GOAL.
Copy all of the material word for word, except for the pictures.

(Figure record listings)

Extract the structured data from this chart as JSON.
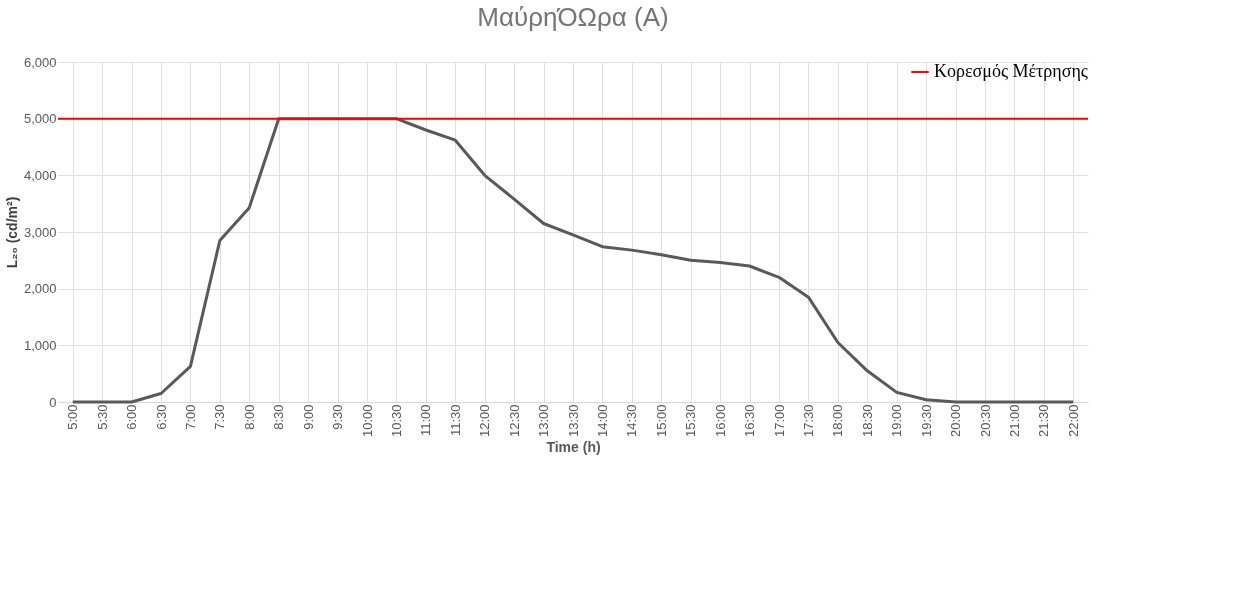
{
  "chart_data": {
    "type": "line",
    "title": "ΜαύρηΌΩρα (A)",
    "xlabel": "Time (h)",
    "ylabel": "L₂₀ (cd/m²)",
    "categories": [
      "5:00",
      "5:30",
      "6:00",
      "6:30",
      "7:00",
      "7:30",
      "8:00",
      "8:30",
      "9:00",
      "9:30",
      "10:00",
      "10:30",
      "11:00",
      "11:30",
      "12:00",
      "12:30",
      "13:00",
      "13:30",
      "14:00",
      "14:30",
      "15:00",
      "15:30",
      "16:00",
      "16:30",
      "17:00",
      "17:30",
      "18:00",
      "18:30",
      "19:00",
      "19:30",
      "20:00",
      "20:30",
      "21:00",
      "21:30",
      "22:00"
    ],
    "series": [
      {
        "color": "#595959",
        "values": [
          0,
          0,
          0,
          150,
          630,
          2850,
          3430,
          5000,
          5000,
          5000,
          5000,
          5000,
          4800,
          4620,
          4000,
          3580,
          3150,
          2950,
          2740,
          2680,
          2600,
          2500,
          2460,
          2400,
          2200,
          1850,
          1050,
          550,
          170,
          40,
          0,
          0,
          0,
          0,
          0
        ]
      }
    ],
    "ref_lines": [
      {
        "axis": "y",
        "value": 5000,
        "label": "Κορεσμός Μέτρησης",
        "color": "#ff0000"
      }
    ],
    "ylim": [
      0,
      6000
    ],
    "yticks": [
      {
        "value": 0,
        "label": "0"
      },
      {
        "value": 1000,
        "label": "1,000"
      },
      {
        "value": 2000,
        "label": "2,000"
      },
      {
        "value": 3000,
        "label": "3,000"
      },
      {
        "value": 4000,
        "label": "4,000"
      },
      {
        "value": 5000,
        "label": "5,000"
      },
      {
        "value": 6000,
        "label": "6,000"
      }
    ],
    "grid": true,
    "legend": "top right",
    "marker": "none",
    "line_style": "solid"
  }
}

ANSWER FOR THE TASK.
Extract the structured data from this chart as JSON.
{
  "chart_data": {
    "type": "line",
    "title": "ΜαύρηΌΩρα (A)",
    "xlabel": "Time (h)",
    "ylabel": "L₂₀ (cd/m²)",
    "categories": [
      "5:00",
      "5:30",
      "6:00",
      "6:30",
      "7:00",
      "7:30",
      "8:00",
      "8:30",
      "9:00",
      "9:30",
      "10:00",
      "10:30",
      "11:00",
      "11:30",
      "12:00",
      "12:30",
      "13:00",
      "13:30",
      "14:00",
      "14:30",
      "15:00",
      "15:30",
      "16:00",
      "16:30",
      "17:00",
      "17:30",
      "18:00",
      "18:30",
      "19:00",
      "19:30",
      "20:00",
      "20:30",
      "21:00",
      "21:30",
      "22:00"
    ],
    "series": [
      {
        "color": "#595959",
        "values": [
          0,
          0,
          0,
          150,
          630,
          2850,
          3430,
          5000,
          5000,
          5000,
          5000,
          5000,
          4800,
          4620,
          4000,
          3580,
          3150,
          2950,
          2740,
          2680,
          2600,
          2500,
          2460,
          2400,
          2200,
          1850,
          1050,
          550,
          170,
          40,
          0,
          0,
          0,
          0,
          0
        ]
      }
    ],
    "ref_lines": [
      {
        "axis": "y",
        "value": 5000,
        "label": "Κορεσμός Μέτρησης",
        "color": "#ff0000"
      }
    ],
    "ylim": [
      0,
      6000
    ],
    "yticks": [
      {
        "value": 0,
        "label": "0"
      },
      {
        "value": 1000,
        "label": "1,000"
      },
      {
        "value": 2000,
        "label": "2,000"
      },
      {
        "value": 3000,
        "label": "3,000"
      },
      {
        "value": 4000,
        "label": "4,000"
      },
      {
        "value": 5000,
        "label": "5,000"
      },
      {
        "value": 6000,
        "label": "6,000"
      }
    ],
    "grid": true,
    "legend": "top right",
    "marker": "none",
    "line_style": "solid"
  }
}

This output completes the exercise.